■ TASK INSTRUCTIONS: You are to retype all of the data exactly as it appears.

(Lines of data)
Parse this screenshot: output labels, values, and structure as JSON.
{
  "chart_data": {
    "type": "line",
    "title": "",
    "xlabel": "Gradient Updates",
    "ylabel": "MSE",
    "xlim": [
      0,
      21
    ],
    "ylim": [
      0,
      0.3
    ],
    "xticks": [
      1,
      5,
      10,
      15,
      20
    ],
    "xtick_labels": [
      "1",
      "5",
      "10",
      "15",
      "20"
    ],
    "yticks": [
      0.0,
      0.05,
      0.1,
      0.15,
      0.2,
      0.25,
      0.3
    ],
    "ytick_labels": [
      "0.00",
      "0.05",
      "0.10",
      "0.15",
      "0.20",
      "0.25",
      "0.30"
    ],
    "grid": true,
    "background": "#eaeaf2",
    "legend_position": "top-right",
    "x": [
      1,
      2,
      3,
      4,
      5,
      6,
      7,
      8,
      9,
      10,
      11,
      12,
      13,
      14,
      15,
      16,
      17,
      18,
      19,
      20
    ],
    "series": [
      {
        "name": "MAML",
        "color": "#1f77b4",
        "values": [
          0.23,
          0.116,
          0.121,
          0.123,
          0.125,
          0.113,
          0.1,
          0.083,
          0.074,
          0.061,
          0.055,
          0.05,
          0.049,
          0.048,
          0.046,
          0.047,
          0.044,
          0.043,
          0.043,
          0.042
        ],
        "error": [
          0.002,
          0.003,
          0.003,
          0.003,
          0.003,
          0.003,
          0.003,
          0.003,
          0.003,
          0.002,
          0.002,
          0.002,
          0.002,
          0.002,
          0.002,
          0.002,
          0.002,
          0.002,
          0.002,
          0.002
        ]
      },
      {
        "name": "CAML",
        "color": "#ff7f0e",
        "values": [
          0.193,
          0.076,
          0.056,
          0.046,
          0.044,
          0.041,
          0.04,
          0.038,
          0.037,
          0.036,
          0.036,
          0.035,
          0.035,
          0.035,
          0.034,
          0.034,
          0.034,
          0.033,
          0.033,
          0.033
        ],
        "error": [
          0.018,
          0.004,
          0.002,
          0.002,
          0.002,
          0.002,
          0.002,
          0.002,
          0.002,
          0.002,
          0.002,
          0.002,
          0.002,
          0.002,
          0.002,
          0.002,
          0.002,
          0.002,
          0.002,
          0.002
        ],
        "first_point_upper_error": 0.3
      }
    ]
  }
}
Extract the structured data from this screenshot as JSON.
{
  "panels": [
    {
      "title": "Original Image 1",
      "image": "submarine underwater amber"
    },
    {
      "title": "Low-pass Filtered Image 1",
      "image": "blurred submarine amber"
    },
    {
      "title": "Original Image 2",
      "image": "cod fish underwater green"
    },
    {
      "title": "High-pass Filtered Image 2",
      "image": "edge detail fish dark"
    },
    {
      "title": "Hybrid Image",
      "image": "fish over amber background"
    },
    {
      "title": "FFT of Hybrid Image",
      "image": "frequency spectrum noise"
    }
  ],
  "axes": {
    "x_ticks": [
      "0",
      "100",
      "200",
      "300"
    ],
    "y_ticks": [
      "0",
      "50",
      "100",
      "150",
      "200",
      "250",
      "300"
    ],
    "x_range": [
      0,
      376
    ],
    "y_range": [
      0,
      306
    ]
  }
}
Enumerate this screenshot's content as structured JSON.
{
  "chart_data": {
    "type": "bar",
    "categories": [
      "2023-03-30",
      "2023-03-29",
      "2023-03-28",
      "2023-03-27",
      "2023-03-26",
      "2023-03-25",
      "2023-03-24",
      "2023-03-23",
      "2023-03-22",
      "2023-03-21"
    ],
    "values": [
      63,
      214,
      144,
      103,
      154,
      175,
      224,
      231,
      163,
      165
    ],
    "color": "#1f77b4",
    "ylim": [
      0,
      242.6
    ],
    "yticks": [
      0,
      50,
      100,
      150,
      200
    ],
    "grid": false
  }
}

■ REPLY:
Parse this screenshot: output labels, values, and structure as JSON.
{
  "chart_data": {
    "type": "line",
    "title": "",
    "xlabel": "Gradient Updates",
    "ylabel": "MSE",
    "xlim": [
      0,
      21
    ],
    "ylim": [
      0,
      0.3
    ],
    "xticks": [
      1,
      5,
      10,
      15,
      20
    ],
    "xtick_labels": [
      "1",
      "5",
      "10",
      "15",
      "20"
    ],
    "yticks": [
      0.0,
      0.05,
      0.1,
      0.15,
      0.2,
      0.25,
      0.3
    ],
    "ytick_labels": [
      "0.00",
      "0.05",
      "0.10",
      "0.15",
      "0.20",
      "0.25",
      "0.30"
    ],
    "grid": true,
    "background": "#eaeaf2",
    "legend_position": "top-right",
    "x": [
      1,
      2,
      3,
      4,
      5,
      6,
      7,
      8,
      9,
      10,
      11,
      12,
      13,
      14,
      15,
      16,
      17,
      18,
      19,
      20
    ],
    "series": [
      {
        "name": "MAML",
        "color": "#1f77b4",
        "values": [
          0.23,
          0.116,
          0.121,
          0.123,
          0.125,
          0.113,
          0.1,
          0.083,
          0.074,
          0.061,
          0.055,
          0.05,
          0.049,
          0.048,
          0.046,
          0.047,
          0.044,
          0.043,
          0.043,
          0.042
        ],
        "error": [
          0.002,
          0.003,
          0.003,
          0.003,
          0.003,
          0.003,
          0.003,
          0.003,
          0.003,
          0.002,
          0.002,
          0.002,
          0.002,
          0.002,
          0.002,
          0.002,
          0.002,
          0.002,
          0.002,
          0.002
        ]
      },
      {
        "name": "CAML",
        "color": "#ff7f0e",
        "values": [
          0.193,
          0.076,
          0.056,
          0.046,
          0.044,
          0.041,
          0.04,
          0.038,
          0.037,
          0.036,
          0.036,
          0.035,
          0.035,
          0.035,
          0.034,
          0.034,
          0.034,
          0.033,
          0.033,
          0.033
        ],
        "error": [
          0.018,
          0.004,
          0.002,
          0.002,
          0.002,
          0.002,
          0.002,
          0.002,
          0.002,
          0.002,
          0.002,
          0.002,
          0.002,
          0.002,
          0.002,
          0.002,
          0.002,
          0.002,
          0.002,
          0.002
        ],
        "first_point_upper_error": 0.3
      }
    ]
  }
}
Extract the structured data from this screenshot as JSON.
{
  "panels": [
    {
      "title": "Original Image 1",
      "image": "submarine underwater amber"
    },
    {
      "title": "Low-pass Filtered Image 1",
      "image": "blurred submarine amber"
    },
    {
      "title": "Original Image 2",
      "image": "cod fish underwater green"
    },
    {
      "title": "High-pass Filtered Image 2",
      "image": "edge detail fish dark"
    },
    {
      "title": "Hybrid Image",
      "image": "fish over amber background"
    },
    {
      "title": "FFT of Hybrid Image",
      "image": "frequency spectrum noise"
    }
  ],
  "axes": {
    "x_ticks": [
      "0",
      "100",
      "200",
      "300"
    ],
    "y_ticks": [
      "0",
      "50",
      "100",
      "150",
      "200",
      "250",
      "300"
    ],
    "x_range": [
      0,
      376
    ],
    "y_range": [
      0,
      306
    ]
  }
}
Enumerate this screenshot's content as structured JSON.
{
  "chart_data": {
    "type": "bar",
    "categories": [
      "2023-03-30",
      "2023-03-29",
      "2023-03-28",
      "2023-03-27",
      "2023-03-26",
      "2023-03-25",
      "2023-03-24",
      "2023-03-23",
      "2023-03-22",
      "2023-03-21"
    ],
    "values": [
      63,
      214,
      144,
      103,
      154,
      175,
      224,
      231,
      163,
      165
    ],
    "color": "#1f77b4",
    "ylim": [
      0,
      242.6
    ],
    "yticks": [
      0,
      50,
      100,
      150,
      200
    ],
    "grid": false
  }
}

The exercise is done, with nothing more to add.